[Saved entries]
******************************

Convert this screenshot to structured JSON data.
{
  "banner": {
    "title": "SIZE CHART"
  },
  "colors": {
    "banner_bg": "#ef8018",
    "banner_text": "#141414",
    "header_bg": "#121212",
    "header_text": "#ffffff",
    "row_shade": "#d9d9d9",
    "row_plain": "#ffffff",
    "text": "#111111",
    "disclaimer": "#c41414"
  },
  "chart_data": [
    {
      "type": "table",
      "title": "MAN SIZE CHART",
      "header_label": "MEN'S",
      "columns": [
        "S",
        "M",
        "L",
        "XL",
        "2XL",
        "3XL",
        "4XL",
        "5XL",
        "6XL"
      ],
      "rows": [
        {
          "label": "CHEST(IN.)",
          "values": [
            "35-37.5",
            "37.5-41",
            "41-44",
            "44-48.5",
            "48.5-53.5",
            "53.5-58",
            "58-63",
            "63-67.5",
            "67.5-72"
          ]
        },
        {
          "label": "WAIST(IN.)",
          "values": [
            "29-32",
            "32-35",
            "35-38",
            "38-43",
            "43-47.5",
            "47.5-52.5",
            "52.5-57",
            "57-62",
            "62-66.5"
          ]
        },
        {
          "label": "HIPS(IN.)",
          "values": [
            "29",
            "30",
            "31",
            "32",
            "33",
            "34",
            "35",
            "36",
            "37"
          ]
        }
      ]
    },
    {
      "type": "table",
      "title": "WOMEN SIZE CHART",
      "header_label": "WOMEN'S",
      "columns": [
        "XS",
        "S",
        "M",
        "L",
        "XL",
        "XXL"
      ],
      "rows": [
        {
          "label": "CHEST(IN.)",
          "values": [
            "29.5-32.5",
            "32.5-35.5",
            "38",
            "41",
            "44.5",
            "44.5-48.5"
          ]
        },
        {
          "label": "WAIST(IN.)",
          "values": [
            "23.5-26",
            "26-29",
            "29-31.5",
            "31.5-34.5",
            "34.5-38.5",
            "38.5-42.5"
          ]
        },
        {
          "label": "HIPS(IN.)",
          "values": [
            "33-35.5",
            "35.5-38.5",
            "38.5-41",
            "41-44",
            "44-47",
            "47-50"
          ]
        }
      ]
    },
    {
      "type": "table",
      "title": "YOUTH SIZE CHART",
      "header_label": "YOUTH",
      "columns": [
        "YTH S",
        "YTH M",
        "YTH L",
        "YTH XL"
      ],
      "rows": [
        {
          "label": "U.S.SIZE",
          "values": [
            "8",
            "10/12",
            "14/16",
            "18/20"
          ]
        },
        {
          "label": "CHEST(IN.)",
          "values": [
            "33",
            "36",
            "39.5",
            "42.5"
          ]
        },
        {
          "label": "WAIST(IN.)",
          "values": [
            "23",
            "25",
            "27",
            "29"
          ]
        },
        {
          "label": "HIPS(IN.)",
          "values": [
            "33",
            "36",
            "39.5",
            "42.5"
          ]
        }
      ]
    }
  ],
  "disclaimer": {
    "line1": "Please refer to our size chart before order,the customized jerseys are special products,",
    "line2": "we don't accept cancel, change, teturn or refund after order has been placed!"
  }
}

******************************

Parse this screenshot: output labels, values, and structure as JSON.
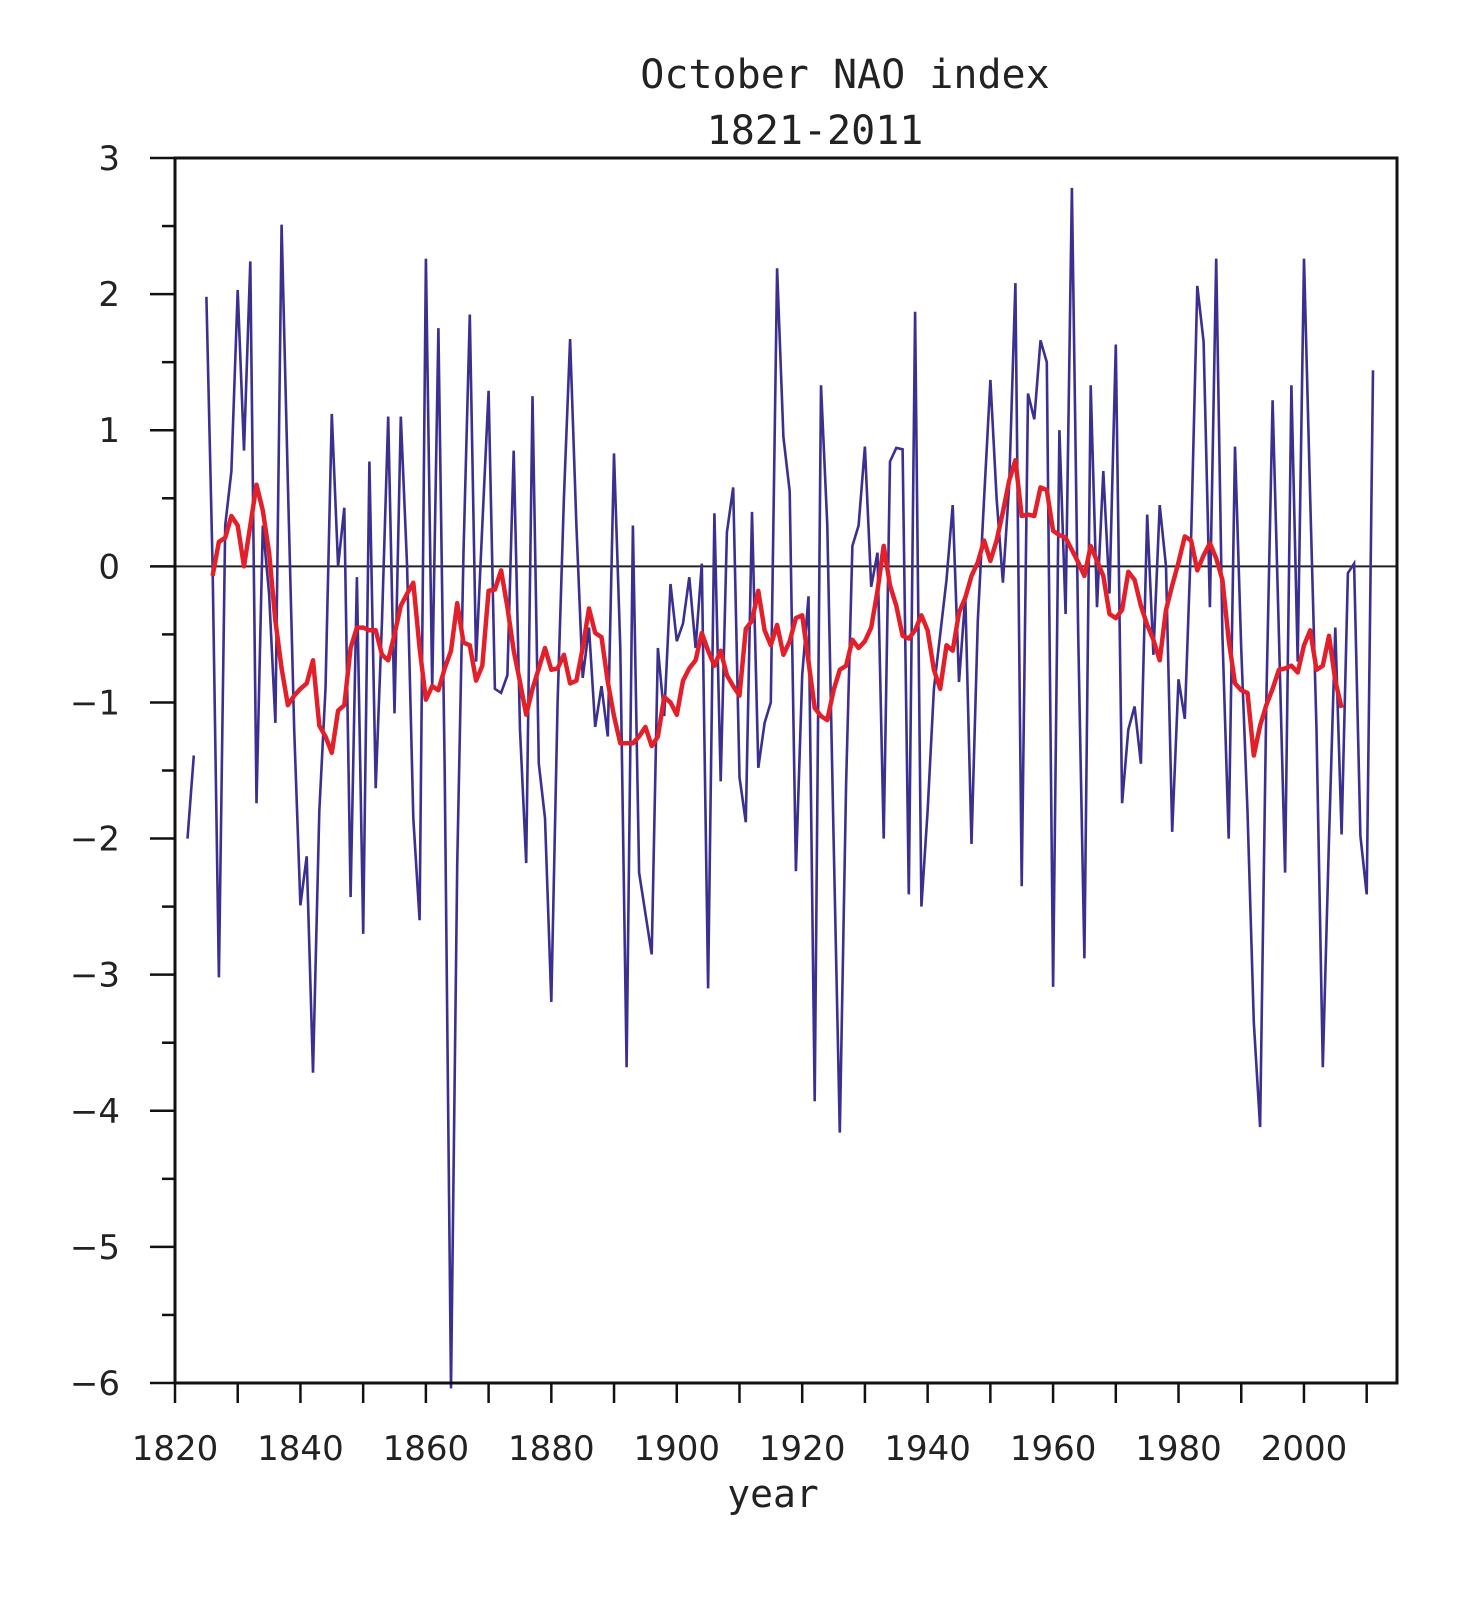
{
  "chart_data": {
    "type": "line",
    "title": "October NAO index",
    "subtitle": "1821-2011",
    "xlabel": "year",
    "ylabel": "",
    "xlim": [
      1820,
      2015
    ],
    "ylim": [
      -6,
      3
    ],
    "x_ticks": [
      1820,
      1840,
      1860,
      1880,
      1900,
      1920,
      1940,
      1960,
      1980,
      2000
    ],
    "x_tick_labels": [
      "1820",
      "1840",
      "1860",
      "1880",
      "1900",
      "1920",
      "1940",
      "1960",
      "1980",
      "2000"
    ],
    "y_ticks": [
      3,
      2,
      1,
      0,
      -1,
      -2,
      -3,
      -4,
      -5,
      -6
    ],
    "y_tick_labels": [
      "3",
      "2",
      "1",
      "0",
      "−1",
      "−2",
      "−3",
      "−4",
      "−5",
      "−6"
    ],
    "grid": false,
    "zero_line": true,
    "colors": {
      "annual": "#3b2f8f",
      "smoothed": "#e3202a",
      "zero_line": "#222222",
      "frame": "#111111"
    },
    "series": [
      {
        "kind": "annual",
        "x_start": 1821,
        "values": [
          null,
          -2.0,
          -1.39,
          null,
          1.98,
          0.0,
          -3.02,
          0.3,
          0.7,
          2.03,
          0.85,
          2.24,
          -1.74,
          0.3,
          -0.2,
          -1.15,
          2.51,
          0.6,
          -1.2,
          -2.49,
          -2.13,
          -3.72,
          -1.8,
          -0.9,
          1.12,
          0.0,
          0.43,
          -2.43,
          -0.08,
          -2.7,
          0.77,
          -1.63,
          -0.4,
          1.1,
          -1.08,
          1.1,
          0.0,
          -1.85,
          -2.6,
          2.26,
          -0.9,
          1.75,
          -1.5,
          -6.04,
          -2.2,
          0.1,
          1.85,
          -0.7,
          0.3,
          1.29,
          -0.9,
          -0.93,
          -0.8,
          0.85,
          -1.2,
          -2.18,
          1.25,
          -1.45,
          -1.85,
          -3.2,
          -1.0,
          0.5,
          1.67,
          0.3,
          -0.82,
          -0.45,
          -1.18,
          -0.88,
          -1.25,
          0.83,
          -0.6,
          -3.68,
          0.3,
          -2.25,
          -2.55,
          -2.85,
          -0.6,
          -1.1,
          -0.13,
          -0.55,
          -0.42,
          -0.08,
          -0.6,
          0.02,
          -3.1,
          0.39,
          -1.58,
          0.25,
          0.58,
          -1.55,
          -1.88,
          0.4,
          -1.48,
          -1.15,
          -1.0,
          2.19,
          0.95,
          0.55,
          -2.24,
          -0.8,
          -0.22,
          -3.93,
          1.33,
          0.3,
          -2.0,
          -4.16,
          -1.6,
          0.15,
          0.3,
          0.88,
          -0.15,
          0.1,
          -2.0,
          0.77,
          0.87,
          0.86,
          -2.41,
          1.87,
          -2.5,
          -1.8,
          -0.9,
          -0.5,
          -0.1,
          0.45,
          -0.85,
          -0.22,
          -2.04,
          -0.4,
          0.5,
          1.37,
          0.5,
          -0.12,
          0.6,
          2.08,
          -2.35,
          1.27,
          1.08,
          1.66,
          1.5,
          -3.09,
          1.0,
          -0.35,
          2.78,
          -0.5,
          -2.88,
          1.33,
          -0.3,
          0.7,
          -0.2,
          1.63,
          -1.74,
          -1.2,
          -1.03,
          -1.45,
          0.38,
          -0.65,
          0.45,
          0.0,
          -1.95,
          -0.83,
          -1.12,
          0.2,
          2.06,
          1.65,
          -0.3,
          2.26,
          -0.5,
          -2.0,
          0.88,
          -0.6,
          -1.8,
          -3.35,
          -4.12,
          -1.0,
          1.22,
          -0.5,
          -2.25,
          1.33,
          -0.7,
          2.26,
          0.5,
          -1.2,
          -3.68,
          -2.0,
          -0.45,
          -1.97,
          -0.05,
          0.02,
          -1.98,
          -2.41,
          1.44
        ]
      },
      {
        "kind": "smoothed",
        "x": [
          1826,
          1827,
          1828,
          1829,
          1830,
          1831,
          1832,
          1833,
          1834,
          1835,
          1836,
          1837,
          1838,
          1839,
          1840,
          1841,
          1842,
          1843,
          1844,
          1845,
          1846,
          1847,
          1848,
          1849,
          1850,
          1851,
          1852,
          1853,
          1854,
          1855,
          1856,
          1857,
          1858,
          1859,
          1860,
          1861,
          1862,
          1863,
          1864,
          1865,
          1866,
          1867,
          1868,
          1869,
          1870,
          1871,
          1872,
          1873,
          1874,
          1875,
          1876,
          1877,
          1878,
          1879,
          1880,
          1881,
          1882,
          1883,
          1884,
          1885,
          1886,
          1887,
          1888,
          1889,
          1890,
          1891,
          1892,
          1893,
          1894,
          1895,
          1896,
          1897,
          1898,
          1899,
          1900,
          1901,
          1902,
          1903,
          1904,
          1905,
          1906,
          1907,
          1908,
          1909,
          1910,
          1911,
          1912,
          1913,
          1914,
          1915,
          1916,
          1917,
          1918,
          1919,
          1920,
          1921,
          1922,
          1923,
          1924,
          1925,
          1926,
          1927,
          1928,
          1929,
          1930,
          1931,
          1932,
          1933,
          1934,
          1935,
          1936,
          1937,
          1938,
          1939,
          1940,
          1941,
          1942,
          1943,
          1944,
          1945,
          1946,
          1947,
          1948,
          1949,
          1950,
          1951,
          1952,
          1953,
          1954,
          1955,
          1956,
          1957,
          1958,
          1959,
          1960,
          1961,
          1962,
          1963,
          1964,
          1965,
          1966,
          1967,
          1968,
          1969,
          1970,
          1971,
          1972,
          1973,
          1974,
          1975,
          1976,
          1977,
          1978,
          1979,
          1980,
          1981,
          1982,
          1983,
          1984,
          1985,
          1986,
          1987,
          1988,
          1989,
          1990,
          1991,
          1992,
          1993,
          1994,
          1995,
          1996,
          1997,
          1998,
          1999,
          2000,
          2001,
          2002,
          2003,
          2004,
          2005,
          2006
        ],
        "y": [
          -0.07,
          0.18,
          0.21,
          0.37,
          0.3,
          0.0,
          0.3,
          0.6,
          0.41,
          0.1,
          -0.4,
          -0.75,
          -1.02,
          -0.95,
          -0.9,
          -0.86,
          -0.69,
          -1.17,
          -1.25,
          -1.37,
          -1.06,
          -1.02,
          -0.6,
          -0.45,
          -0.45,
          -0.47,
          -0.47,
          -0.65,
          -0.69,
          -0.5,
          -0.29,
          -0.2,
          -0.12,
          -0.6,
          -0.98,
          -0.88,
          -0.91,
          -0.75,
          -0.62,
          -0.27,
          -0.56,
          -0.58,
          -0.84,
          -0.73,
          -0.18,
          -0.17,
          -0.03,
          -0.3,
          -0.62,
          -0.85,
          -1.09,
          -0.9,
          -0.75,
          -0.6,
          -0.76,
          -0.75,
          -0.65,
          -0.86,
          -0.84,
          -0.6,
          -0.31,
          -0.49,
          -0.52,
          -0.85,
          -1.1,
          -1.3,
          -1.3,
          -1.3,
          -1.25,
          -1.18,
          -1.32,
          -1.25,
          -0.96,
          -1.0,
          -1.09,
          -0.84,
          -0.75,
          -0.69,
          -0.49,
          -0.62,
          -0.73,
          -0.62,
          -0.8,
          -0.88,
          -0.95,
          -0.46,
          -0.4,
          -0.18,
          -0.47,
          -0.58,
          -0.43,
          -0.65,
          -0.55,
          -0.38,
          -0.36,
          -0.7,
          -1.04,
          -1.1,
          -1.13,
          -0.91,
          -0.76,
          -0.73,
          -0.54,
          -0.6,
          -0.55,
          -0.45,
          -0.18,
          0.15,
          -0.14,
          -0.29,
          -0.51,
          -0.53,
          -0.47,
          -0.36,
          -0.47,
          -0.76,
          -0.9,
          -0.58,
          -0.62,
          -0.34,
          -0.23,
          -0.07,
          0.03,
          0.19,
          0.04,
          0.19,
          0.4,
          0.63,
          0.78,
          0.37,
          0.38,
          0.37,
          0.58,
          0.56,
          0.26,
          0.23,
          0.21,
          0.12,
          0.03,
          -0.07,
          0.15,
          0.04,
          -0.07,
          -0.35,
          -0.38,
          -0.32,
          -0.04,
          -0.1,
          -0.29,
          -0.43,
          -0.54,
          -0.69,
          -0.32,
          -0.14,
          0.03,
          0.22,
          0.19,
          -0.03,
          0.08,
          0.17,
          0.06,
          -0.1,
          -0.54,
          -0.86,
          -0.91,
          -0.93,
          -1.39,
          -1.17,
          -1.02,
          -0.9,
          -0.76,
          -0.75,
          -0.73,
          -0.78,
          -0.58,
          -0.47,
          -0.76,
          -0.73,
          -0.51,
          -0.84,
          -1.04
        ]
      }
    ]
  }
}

******************************

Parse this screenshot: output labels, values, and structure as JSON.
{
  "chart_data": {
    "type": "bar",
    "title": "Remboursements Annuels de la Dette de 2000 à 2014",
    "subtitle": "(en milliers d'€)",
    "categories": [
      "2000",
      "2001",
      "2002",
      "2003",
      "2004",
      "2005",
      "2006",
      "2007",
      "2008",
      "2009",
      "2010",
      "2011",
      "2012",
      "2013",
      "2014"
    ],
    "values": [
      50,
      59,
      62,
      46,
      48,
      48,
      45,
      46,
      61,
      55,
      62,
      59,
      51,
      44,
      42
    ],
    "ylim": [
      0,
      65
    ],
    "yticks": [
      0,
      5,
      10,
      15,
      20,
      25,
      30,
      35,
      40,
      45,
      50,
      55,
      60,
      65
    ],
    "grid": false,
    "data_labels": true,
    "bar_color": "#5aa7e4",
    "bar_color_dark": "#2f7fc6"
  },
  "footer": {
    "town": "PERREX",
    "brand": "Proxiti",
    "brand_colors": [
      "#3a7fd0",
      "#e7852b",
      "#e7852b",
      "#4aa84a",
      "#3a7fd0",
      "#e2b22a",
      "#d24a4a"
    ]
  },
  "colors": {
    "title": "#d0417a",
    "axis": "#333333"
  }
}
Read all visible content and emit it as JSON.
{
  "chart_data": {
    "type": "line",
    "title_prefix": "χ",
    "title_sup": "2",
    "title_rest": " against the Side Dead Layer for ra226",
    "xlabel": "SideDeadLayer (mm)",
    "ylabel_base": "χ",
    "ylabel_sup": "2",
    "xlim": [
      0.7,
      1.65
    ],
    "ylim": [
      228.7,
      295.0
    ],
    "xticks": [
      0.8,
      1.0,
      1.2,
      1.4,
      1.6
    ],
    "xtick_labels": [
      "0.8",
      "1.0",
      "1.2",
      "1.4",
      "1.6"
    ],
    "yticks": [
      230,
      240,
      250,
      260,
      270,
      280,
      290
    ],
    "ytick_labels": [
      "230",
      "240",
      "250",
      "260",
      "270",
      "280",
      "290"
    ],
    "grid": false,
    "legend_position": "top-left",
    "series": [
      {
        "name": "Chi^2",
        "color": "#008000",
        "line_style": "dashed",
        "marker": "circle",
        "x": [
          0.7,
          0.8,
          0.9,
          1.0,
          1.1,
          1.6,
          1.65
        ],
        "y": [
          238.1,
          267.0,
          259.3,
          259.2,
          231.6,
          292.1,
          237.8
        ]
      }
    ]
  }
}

******************************

TO DO » Give only the number of lines in the entries above that hold the string "YOUTH".

TASK RESPONSE » 2